-- Begin Data provided --

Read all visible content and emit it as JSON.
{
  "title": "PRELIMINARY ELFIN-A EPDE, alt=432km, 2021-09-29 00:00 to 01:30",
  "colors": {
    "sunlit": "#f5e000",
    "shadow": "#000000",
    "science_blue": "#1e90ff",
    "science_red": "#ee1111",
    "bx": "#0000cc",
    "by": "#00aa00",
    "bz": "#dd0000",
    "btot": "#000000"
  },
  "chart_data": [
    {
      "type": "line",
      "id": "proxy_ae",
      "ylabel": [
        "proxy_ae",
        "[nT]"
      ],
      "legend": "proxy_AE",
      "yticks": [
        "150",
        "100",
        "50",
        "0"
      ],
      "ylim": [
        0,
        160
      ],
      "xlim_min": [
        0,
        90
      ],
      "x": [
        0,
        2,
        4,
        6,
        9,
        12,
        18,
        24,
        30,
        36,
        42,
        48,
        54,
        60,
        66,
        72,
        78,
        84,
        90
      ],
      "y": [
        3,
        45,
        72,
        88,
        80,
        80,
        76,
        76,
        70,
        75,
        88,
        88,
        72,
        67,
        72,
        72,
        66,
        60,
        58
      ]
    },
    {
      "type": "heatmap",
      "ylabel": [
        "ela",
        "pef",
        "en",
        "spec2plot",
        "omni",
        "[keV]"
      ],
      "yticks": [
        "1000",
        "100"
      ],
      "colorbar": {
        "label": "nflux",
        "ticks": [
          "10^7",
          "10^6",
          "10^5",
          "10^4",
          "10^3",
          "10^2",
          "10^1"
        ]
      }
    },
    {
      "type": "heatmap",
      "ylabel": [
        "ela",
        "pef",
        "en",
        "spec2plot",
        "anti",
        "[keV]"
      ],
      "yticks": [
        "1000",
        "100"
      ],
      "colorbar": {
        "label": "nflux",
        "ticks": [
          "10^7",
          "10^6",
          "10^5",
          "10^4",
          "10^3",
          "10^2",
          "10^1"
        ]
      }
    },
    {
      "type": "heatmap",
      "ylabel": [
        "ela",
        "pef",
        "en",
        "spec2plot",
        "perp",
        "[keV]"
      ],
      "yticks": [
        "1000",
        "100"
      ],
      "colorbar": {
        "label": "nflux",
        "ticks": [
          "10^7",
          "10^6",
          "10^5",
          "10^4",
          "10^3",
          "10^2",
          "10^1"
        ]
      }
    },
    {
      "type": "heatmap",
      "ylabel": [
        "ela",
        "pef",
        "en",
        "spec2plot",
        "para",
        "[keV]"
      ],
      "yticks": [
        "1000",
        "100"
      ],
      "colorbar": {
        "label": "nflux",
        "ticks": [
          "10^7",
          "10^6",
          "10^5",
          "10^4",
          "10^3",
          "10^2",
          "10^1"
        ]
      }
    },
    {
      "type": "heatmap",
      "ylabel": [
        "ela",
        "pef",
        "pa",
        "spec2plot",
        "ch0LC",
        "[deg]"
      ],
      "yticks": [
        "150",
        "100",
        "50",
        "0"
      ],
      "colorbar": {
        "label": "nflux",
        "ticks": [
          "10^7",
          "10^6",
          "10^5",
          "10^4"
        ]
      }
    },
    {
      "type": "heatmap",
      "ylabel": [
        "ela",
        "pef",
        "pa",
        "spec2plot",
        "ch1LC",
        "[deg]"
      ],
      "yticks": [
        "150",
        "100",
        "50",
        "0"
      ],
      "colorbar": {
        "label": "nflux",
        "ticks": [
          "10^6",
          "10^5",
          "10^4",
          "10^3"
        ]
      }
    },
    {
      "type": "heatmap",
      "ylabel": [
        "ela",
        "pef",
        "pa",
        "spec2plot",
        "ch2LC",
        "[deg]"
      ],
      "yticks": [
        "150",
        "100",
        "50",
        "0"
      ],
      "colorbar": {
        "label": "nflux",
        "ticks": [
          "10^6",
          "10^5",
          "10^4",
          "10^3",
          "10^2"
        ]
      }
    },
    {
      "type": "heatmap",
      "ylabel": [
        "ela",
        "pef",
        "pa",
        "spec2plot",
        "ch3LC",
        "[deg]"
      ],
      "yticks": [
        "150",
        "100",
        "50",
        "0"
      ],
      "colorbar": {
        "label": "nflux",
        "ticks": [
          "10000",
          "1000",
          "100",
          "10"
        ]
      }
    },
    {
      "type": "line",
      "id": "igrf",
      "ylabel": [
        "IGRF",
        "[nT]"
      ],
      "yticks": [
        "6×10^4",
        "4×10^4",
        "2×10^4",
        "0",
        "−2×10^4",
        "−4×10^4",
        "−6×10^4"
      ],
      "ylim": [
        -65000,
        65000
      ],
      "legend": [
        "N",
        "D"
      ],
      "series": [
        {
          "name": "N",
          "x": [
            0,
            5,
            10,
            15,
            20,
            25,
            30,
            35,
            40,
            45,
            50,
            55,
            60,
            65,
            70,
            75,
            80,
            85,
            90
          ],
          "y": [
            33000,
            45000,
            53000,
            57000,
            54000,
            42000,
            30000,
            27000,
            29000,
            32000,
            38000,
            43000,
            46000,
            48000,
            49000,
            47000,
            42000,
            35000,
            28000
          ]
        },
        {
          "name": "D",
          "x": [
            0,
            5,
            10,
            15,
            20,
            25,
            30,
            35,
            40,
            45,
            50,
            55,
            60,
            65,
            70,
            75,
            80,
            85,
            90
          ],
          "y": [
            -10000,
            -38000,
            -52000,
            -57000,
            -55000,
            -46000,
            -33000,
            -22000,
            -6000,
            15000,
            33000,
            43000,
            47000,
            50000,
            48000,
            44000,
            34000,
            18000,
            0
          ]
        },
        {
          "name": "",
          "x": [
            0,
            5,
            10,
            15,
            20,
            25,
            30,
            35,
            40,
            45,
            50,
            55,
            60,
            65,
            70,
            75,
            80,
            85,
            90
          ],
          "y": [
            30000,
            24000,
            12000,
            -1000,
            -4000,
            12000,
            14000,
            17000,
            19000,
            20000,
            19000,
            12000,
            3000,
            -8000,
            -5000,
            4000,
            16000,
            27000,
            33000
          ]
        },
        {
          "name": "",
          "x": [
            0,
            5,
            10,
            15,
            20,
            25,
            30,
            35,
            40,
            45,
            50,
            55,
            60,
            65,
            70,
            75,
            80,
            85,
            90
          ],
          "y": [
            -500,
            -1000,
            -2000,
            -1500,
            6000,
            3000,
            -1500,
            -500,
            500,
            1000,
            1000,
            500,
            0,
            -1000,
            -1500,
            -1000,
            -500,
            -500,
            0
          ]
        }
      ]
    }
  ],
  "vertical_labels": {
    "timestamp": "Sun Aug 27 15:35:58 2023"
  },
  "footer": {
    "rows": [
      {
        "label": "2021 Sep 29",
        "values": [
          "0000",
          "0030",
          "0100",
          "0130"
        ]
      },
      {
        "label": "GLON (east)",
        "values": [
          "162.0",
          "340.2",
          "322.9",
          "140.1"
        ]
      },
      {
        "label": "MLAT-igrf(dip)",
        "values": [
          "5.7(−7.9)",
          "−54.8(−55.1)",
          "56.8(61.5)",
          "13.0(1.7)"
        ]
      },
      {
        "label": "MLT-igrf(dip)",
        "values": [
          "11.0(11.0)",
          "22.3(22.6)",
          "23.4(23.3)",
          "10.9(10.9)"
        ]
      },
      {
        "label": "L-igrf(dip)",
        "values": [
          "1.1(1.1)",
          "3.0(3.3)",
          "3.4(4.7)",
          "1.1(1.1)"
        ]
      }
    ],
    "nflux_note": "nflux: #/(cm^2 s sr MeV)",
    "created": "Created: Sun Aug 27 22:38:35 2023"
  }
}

-- End Data provided --

Restate each entry exactly, skipping none.

Read all visible content and emit it as JSON.
{
  "title": "PRELIMINARY ELFIN-A EPDE, alt=432km, 2021-09-29 00:00 to 01:30",
  "colors": {
    "sunlit": "#f5e000",
    "shadow": "#000000",
    "science_blue": "#1e90ff",
    "science_red": "#ee1111",
    "bx": "#0000cc",
    "by": "#00aa00",
    "bz": "#dd0000",
    "btot": "#000000"
  },
  "chart_data": [
    {
      "type": "line",
      "id": "proxy_ae",
      "ylabel": [
        "proxy_ae",
        "[nT]"
      ],
      "legend": "proxy_AE",
      "yticks": [
        "150",
        "100",
        "50",
        "0"
      ],
      "ylim": [
        0,
        160
      ],
      "xlim_min": [
        0,
        90
      ],
      "x": [
        0,
        2,
        4,
        6,
        9,
        12,
        18,
        24,
        30,
        36,
        42,
        48,
        54,
        60,
        66,
        72,
        78,
        84,
        90
      ],
      "y": [
        3,
        45,
        72,
        88,
        80,
        80,
        76,
        76,
        70,
        75,
        88,
        88,
        72,
        67,
        72,
        72,
        66,
        60,
        58
      ]
    },
    {
      "type": "heatmap",
      "ylabel": [
        "ela",
        "pef",
        "en",
        "spec2plot",
        "omni",
        "[keV]"
      ],
      "yticks": [
        "1000",
        "100"
      ],
      "colorbar": {
        "label": "nflux",
        "ticks": [
          "10^7",
          "10^6",
          "10^5",
          "10^4",
          "10^3",
          "10^2",
          "10^1"
        ]
      }
    },
    {
      "type": "heatmap",
      "ylabel": [
        "ela",
        "pef",
        "en",
        "spec2plot",
        "anti",
        "[keV]"
      ],
      "yticks": [
        "1000",
        "100"
      ],
      "colorbar": {
        "label": "nflux",
        "ticks": [
          "10^7",
          "10^6",
          "10^5",
          "10^4",
          "10^3",
          "10^2",
          "10^1"
        ]
      }
    },
    {
      "type": "heatmap",
      "ylabel": [
        "ela",
        "pef",
        "en",
        "spec2plot",
        "perp",
        "[keV]"
      ],
      "yticks": [
        "1000",
        "100"
      ],
      "colorbar": {
        "label": "nflux",
        "ticks": [
          "10^7",
          "10^6",
          "10^5",
          "10^4",
          "10^3",
          "10^2",
          "10^1"
        ]
      }
    },
    {
      "type": "heatmap",
      "ylabel": [
        "ela",
        "pef",
        "en",
        "spec2plot",
        "para",
        "[keV]"
      ],
      "yticks": [
        "1000",
        "100"
      ],
      "colorbar": {
        "label": "nflux",
        "ticks": [
          "10^7",
          "10^6",
          "10^5",
          "10^4",
          "10^3",
          "10^2",
          "10^1"
        ]
      }
    },
    {
      "type": "heatmap",
      "ylabel": [
        "ela",
        "pef",
        "pa",
        "spec2plot",
        "ch0LC",
        "[deg]"
      ],
      "yticks": [
        "150",
        "100",
        "50",
        "0"
      ],
      "colorbar": {
        "label": "nflux",
        "ticks": [
          "10^7",
          "10^6",
          "10^5",
          "10^4"
        ]
      }
    },
    {
      "type": "heatmap",
      "ylabel": [
        "ela",
        "pef",
        "pa",
        "spec2plot",
        "ch1LC",
        "[deg]"
      ],
      "yticks": [
        "150",
        "100",
        "50",
        "0"
      ],
      "colorbar": {
        "label": "nflux",
        "ticks": [
          "10^6",
          "10^5",
          "10^4",
          "10^3"
        ]
      }
    },
    {
      "type": "heatmap",
      "ylabel": [
        "ela",
        "pef",
        "pa",
        "spec2plot",
        "ch2LC",
        "[deg]"
      ],
      "yticks": [
        "150",
        "100",
        "50",
        "0"
      ],
      "colorbar": {
        "label": "nflux",
        "ticks": [
          "10^6",
          "10^5",
          "10^4",
          "10^3",
          "10^2"
        ]
      }
    },
    {
      "type": "heatmap",
      "ylabel": [
        "ela",
        "pef",
        "pa",
        "spec2plot",
        "ch3LC",
        "[deg]"
      ],
      "yticks": [
        "150",
        "100",
        "50",
        "0"
      ],
      "colorbar": {
        "label": "nflux",
        "ticks": [
          "10000",
          "1000",
          "100",
          "10"
        ]
      }
    },
    {
      "type": "line",
      "id": "igrf",
      "ylabel": [
        "IGRF",
        "[nT]"
      ],
      "yticks": [
        "6×10^4",
        "4×10^4",
        "2×10^4",
        "0",
        "−2×10^4",
        "−4×10^4",
        "−6×10^4"
      ],
      "ylim": [
        -65000,
        65000
      ],
      "legend": [
        "N",
        "D"
      ],
      "series": [
        {
          "name": "N",
          "x": [
            0,
            5,
            10,
            15,
            20,
            25,
            30,
            35,
            40,
            45,
            50,
            55,
            60,
            65,
            70,
            75,
            80,
            85,
            90
          ],
          "y": [
            33000,
            45000,
            53000,
            57000,
            54000,
            42000,
            30000,
            27000,
            29000,
            32000,
            38000,
            43000,
            46000,
            48000,
            49000,
            47000,
            42000,
            35000,
            28000
          ]
        },
        {
          "name": "D",
          "x": [
            0,
            5,
            10,
            15,
            20,
            25,
            30,
            35,
            40,
            45,
            50,
            55,
            60,
            65,
            70,
            75,
            80,
            85,
            90
          ],
          "y": [
            -10000,
            -38000,
            -52000,
            -57000,
            -55000,
            -46000,
            -33000,
            -22000,
            -6000,
            15000,
            33000,
            43000,
            47000,
            50000,
            48000,
            44000,
            34000,
            18000,
            0
          ]
        },
        {
          "name": "",
          "x": [
            0,
            5,
            10,
            15,
            20,
            25,
            30,
            35,
            40,
            45,
            50,
            55,
            60,
            65,
            70,
            75,
            80,
            85,
            90
          ],
          "y": [
            30000,
            24000,
            12000,
            -1000,
            -4000,
            12000,
            14000,
            17000,
            19000,
            20000,
            19000,
            12000,
            3000,
            -8000,
            -5000,
            4000,
            16000,
            27000,
            33000
          ]
        },
        {
          "name": "",
          "x": [
            0,
            5,
            10,
            15,
            20,
            25,
            30,
            35,
            40,
            45,
            50,
            55,
            60,
            65,
            70,
            75,
            80,
            85,
            90
          ],
          "y": [
            -500,
            -1000,
            -2000,
            -1500,
            6000,
            3000,
            -1500,
            -500,
            500,
            1000,
            1000,
            500,
            0,
            -1000,
            -1500,
            -1000,
            -500,
            -500,
            0
          ]
        }
      ]
    }
  ],
  "vertical_labels": {
    "timestamp": "Sun Aug 27 15:35:58 2023"
  },
  "footer": {
    "rows": [
      {
        "label": "2021 Sep 29",
        "values": [
          "0000",
          "0030",
          "0100",
          "0130"
        ]
      },
      {
        "label": "GLON (east)",
        "values": [
          "162.0",
          "340.2",
          "322.9",
          "140.1"
        ]
      },
      {
        "label": "MLAT-igrf(dip)",
        "values": [
          "5.7(−7.9)",
          "−54.8(−55.1)",
          "56.8(61.5)",
          "13.0(1.7)"
        ]
      },
      {
        "label": "MLT-igrf(dip)",
        "values": [
          "11.0(11.0)",
          "22.3(22.6)",
          "23.4(23.3)",
          "10.9(10.9)"
        ]
      },
      {
        "label": "L-igrf(dip)",
        "values": [
          "1.1(1.1)",
          "3.0(3.3)",
          "3.4(4.7)",
          "1.1(1.1)"
        ]
      }
    ],
    "nflux_note": "nflux: #/(cm^2 s sr MeV)",
    "created": "Created: Sun Aug 27 22:38:35 2023"
  }
}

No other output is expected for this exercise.